*Material provided*.
____________________

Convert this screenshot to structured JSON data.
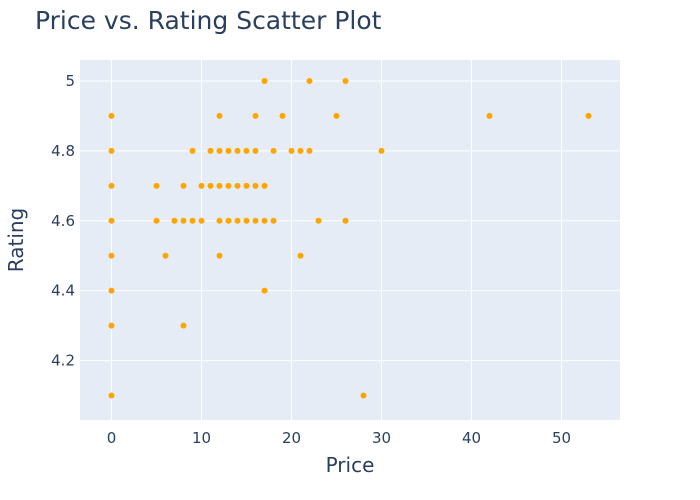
{
  "chart_data": {
    "type": "scatter",
    "title": "Price vs. Rating Scatter Plot",
    "xlabel": "Price",
    "ylabel": "Rating",
    "xlim": [
      -3.5,
      56.5
    ],
    "ylim": [
      4.03,
      5.06
    ],
    "xticks": [
      0,
      10,
      20,
      30,
      40,
      50
    ],
    "yticks": [
      4.2,
      4.4,
      4.6,
      4.8,
      5
    ],
    "xtick_labels": [
      "0",
      "10",
      "20",
      "30",
      "40",
      "50"
    ],
    "ytick_labels": [
      "4.2",
      "4.4",
      "4.6",
      "4.8",
      "5"
    ],
    "grid": true,
    "marker_color": "#FFA500",
    "plot_background": "#E5ECF6",
    "grid_color": "#FFFFFF",
    "points": [
      {
        "x": 0,
        "y": 4.9
      },
      {
        "x": 0,
        "y": 4.8
      },
      {
        "x": 0,
        "y": 4.7
      },
      {
        "x": 0,
        "y": 4.6
      },
      {
        "x": 0,
        "y": 4.5
      },
      {
        "x": 0,
        "y": 4.4
      },
      {
        "x": 0,
        "y": 4.3
      },
      {
        "x": 0,
        "y": 4.1
      },
      {
        "x": 5,
        "y": 4.7
      },
      {
        "x": 5,
        "y": 4.6
      },
      {
        "x": 6,
        "y": 4.5
      },
      {
        "x": 7,
        "y": 4.6
      },
      {
        "x": 8,
        "y": 4.7
      },
      {
        "x": 8,
        "y": 4.6
      },
      {
        "x": 8,
        "y": 4.3
      },
      {
        "x": 9,
        "y": 4.8
      },
      {
        "x": 9,
        "y": 4.6
      },
      {
        "x": 10,
        "y": 4.7
      },
      {
        "x": 10,
        "y": 4.6
      },
      {
        "x": 11,
        "y": 4.8
      },
      {
        "x": 11,
        "y": 4.7
      },
      {
        "x": 12,
        "y": 4.9
      },
      {
        "x": 12,
        "y": 4.8
      },
      {
        "x": 12,
        "y": 4.7
      },
      {
        "x": 12,
        "y": 4.6
      },
      {
        "x": 12,
        "y": 4.5
      },
      {
        "x": 13,
        "y": 4.8
      },
      {
        "x": 13,
        "y": 4.7
      },
      {
        "x": 13,
        "y": 4.6
      },
      {
        "x": 14,
        "y": 4.8
      },
      {
        "x": 14,
        "y": 4.7
      },
      {
        "x": 14,
        "y": 4.6
      },
      {
        "x": 15,
        "y": 4.8
      },
      {
        "x": 15,
        "y": 4.7
      },
      {
        "x": 15,
        "y": 4.6
      },
      {
        "x": 16,
        "y": 4.9
      },
      {
        "x": 16,
        "y": 4.8
      },
      {
        "x": 16,
        "y": 4.7
      },
      {
        "x": 16,
        "y": 4.6
      },
      {
        "x": 17,
        "y": 5.0
      },
      {
        "x": 17,
        "y": 4.7
      },
      {
        "x": 17,
        "y": 4.6
      },
      {
        "x": 17,
        "y": 4.4
      },
      {
        "x": 18,
        "y": 4.8
      },
      {
        "x": 18,
        "y": 4.6
      },
      {
        "x": 19,
        "y": 4.9
      },
      {
        "x": 20,
        "y": 4.8
      },
      {
        "x": 21,
        "y": 4.8
      },
      {
        "x": 21,
        "y": 4.5
      },
      {
        "x": 22,
        "y": 5.0
      },
      {
        "x": 22,
        "y": 4.8
      },
      {
        "x": 23,
        "y": 4.6
      },
      {
        "x": 25,
        "y": 4.9
      },
      {
        "x": 26,
        "y": 5.0
      },
      {
        "x": 26,
        "y": 4.6
      },
      {
        "x": 28,
        "y": 4.1
      },
      {
        "x": 30,
        "y": 4.8
      },
      {
        "x": 42,
        "y": 4.9
      },
      {
        "x": 53,
        "y": 4.9
      }
    ]
  }
}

____________________

*Instructions to follow*.
Report back each line of the entries that holds the string "Price".

*The response*.
    "title": "Price vs. Rating Scatter Plot",
    "xlabel": "Price",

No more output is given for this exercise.